#### YOUR INSTRUCTIONS
Reproduce the data exactly and drop any pictures it holds.

** start SUPPLIED ENTRIES **

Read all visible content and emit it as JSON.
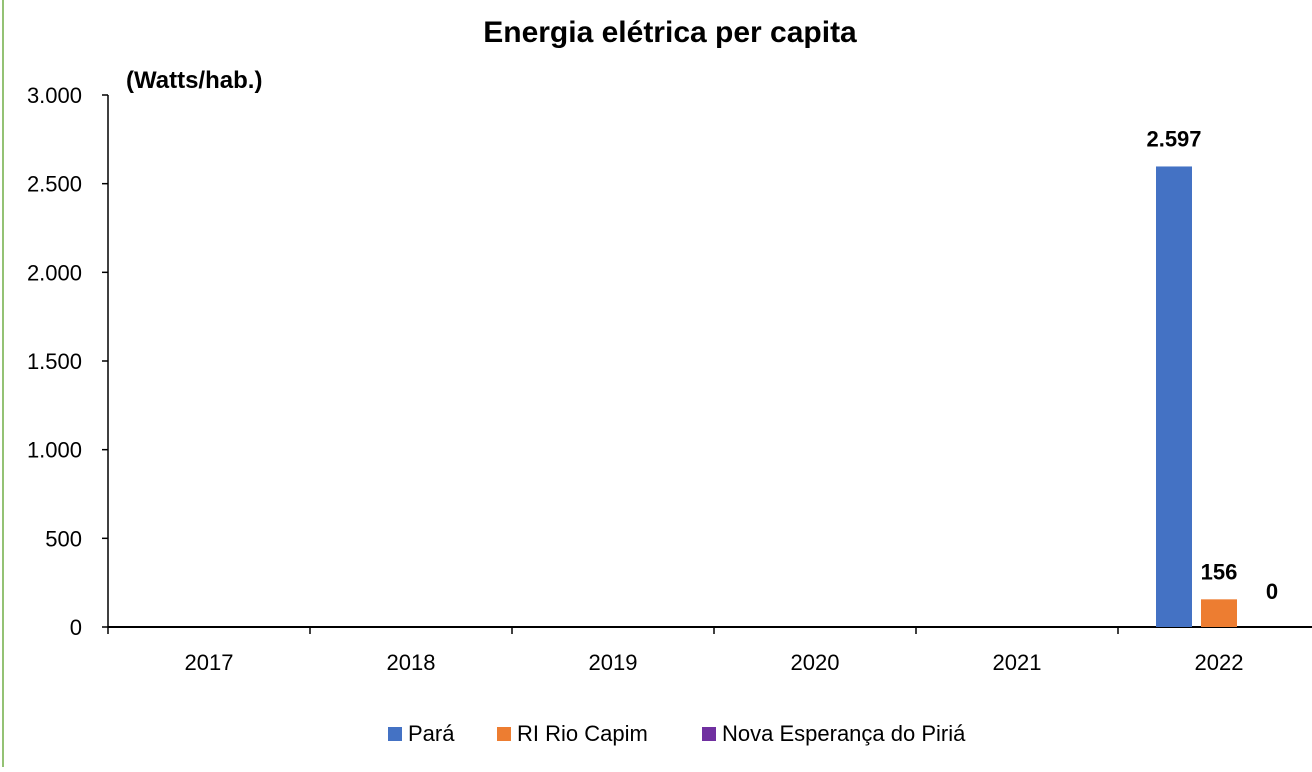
{
  "chart_data": {
    "type": "bar",
    "title": "Energia elétrica per capita",
    "ylabel": "(Watts/hab.)",
    "xlabel": "",
    "categories": [
      "2017",
      "2018",
      "2019",
      "2020",
      "2021",
      "2022"
    ],
    "ylim": [
      0,
      3000
    ],
    "yticks": [
      0,
      500,
      1000,
      1500,
      2000,
      2500,
      3000
    ],
    "ytick_labels": [
      "0",
      "500",
      "1.000",
      "1.500",
      "2.000",
      "2.500",
      "3.000"
    ],
    "grid": false,
    "legend_position": "bottom",
    "series": [
      {
        "name": "Pará",
        "color": "#4472C4",
        "values": [
          null,
          null,
          null,
          null,
          null,
          2597
        ],
        "labels": [
          "",
          "",
          "",
          "",
          "",
          "2.597"
        ]
      },
      {
        "name": "RI Rio Capim",
        "color": "#ED7D31",
        "values": [
          null,
          null,
          null,
          null,
          null,
          156
        ],
        "labels": [
          "",
          "",
          "",
          "",
          "",
          "156"
        ]
      },
      {
        "name": "Nova Esperança do Piriá",
        "color": "#7030A0",
        "values": [
          null,
          null,
          null,
          null,
          null,
          0
        ],
        "labels": [
          "",
          "",
          "",
          "",
          "",
          "0"
        ]
      }
    ]
  }
}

** end SUPPLIED ENTRIES **

#### RESPONSE TO THIS EXERCISE
Read all visible content and emit it as JSON.
{
  "chart_data": {
    "type": "bar",
    "title": "Energia elétrica per capita",
    "ylabel": "(Watts/hab.)",
    "xlabel": "",
    "categories": [
      "2017",
      "2018",
      "2019",
      "2020",
      "2021",
      "2022"
    ],
    "ylim": [
      0,
      3000
    ],
    "yticks": [
      0,
      500,
      1000,
      1500,
      2000,
      2500,
      3000
    ],
    "ytick_labels": [
      "0",
      "500",
      "1.000",
      "1.500",
      "2.000",
      "2.500",
      "3.000"
    ],
    "grid": false,
    "legend_position": "bottom",
    "series": [
      {
        "name": "Pará",
        "color": "#4472C4",
        "values": [
          null,
          null,
          null,
          null,
          null,
          2597
        ],
        "labels": [
          "",
          "",
          "",
          "",
          "",
          "2.597"
        ]
      },
      {
        "name": "RI Rio Capim",
        "color": "#ED7D31",
        "values": [
          null,
          null,
          null,
          null,
          null,
          156
        ],
        "labels": [
          "",
          "",
          "",
          "",
          "",
          "156"
        ]
      },
      {
        "name": "Nova Esperança do Piriá",
        "color": "#7030A0",
        "values": [
          null,
          null,
          null,
          null,
          null,
          0
        ],
        "labels": [
          "",
          "",
          "",
          "",
          "",
          "0"
        ]
      }
    ]
  }
}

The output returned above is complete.